Source:
Data persistence on MIC and "nocopy"

Hi all!

I am trying to keep transfers between host and target as small as possible by using data persistence with alloc_if/free_if tags in the offload model.

When using "inout", "in" or "out" (meaning: if I do a transfer of the data in any direction) everything is fine but if I use the "nocopy" tag the program crashes in coi_host.dll (0xC0000005: Access violation reading location 0x0000000000000000).
I guess this is because the data is not found even though it was declared with ALLOC previously...

The pointer to the data I reuse is not defined in file scope but as I understand the following document, data managed by alloc_if/free_if is heap-allocated and as such is persistent (no need to have data declared as "static" in the file scope)
https://software.intel.com/en-us/articles/effective-use-of-the-intel-compilers-offload-features

My code is something like this:
 

void alloc(float* data, int32_t size){
    #pragma offload_transfer target(mic) in(data:length(size) ALLOC)

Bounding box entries
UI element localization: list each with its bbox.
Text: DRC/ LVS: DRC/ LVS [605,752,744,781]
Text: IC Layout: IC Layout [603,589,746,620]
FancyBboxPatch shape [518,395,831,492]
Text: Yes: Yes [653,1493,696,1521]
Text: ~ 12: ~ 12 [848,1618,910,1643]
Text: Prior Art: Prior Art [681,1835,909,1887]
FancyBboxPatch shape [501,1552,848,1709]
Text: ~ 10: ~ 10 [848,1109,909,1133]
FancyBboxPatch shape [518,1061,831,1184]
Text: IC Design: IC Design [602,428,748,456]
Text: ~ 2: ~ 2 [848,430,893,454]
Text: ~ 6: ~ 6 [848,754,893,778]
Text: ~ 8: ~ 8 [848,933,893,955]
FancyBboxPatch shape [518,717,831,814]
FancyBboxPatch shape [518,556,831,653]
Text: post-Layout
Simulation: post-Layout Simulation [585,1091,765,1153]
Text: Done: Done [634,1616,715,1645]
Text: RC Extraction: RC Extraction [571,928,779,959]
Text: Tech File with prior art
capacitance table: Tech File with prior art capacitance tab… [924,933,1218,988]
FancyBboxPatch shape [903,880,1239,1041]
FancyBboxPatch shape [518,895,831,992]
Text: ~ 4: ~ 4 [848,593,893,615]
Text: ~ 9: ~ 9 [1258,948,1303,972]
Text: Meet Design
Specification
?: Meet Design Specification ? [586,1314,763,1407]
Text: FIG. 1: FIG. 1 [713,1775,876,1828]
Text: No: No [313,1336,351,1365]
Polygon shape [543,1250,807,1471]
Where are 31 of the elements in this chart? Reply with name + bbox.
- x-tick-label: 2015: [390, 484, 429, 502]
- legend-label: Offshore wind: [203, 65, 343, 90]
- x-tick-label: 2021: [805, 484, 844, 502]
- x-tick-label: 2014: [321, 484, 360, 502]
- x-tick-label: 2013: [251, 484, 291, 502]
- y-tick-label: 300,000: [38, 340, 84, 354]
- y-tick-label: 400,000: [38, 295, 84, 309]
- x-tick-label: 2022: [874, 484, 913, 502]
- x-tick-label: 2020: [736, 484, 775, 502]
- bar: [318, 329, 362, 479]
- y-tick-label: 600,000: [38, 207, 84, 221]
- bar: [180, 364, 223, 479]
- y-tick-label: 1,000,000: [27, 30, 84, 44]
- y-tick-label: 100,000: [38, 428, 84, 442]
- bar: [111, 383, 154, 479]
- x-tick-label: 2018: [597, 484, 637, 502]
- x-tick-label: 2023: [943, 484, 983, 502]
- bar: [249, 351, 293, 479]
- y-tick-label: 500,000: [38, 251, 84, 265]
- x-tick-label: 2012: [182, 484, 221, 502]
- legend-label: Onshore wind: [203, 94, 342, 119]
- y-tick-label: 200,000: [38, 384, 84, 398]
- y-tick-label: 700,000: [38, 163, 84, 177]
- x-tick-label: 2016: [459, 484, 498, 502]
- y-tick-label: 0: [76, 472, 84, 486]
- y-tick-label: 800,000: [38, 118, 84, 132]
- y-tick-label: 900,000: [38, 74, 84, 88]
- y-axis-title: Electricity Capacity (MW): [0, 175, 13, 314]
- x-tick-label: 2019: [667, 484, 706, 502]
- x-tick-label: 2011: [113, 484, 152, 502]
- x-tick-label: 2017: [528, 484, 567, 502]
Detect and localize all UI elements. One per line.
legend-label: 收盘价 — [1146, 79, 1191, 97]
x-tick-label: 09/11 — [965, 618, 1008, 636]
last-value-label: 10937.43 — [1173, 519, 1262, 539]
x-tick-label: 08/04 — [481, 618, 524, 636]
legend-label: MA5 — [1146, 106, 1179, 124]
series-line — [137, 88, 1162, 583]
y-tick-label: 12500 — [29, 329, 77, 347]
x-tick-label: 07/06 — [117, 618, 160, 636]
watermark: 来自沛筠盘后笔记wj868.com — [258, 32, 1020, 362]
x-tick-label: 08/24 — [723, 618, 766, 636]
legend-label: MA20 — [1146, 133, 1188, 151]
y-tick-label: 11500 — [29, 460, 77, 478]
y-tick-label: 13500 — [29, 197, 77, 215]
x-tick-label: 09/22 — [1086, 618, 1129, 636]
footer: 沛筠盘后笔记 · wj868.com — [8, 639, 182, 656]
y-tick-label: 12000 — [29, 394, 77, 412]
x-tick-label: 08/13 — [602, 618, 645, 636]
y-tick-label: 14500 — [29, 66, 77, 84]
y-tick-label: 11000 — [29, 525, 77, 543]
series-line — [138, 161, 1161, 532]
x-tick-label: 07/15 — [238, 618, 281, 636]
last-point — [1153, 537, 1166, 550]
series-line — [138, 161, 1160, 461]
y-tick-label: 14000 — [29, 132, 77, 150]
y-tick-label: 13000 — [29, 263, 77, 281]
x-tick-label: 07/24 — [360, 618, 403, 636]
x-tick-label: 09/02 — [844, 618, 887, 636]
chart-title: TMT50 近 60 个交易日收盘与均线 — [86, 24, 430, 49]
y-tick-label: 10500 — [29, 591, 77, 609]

Task requirements: Continue the forum post about data persistence on MIC and the "nocopy" tag, starting right after its last line. The records have nothing to do with this.

Response:
}

void compute(float* data, int32_t size){
    #pragma offload target(mic) nocopy(data:length(size) REUSE) //When using "in"/"out"/"inout" here, no crash
    {
        //some computation to fill "data"
    }
}

int main(){
     int32_t size = 10;
     float* data = new float[size];
     alloc(data, size);
     compute(data, size);
}

I guess using the Cilk API instead of the offload API could solve my problem because data is duplicated in the background at the same virtual addresses but if possible I would prefer to keep this model and not recode everything...

Any insights?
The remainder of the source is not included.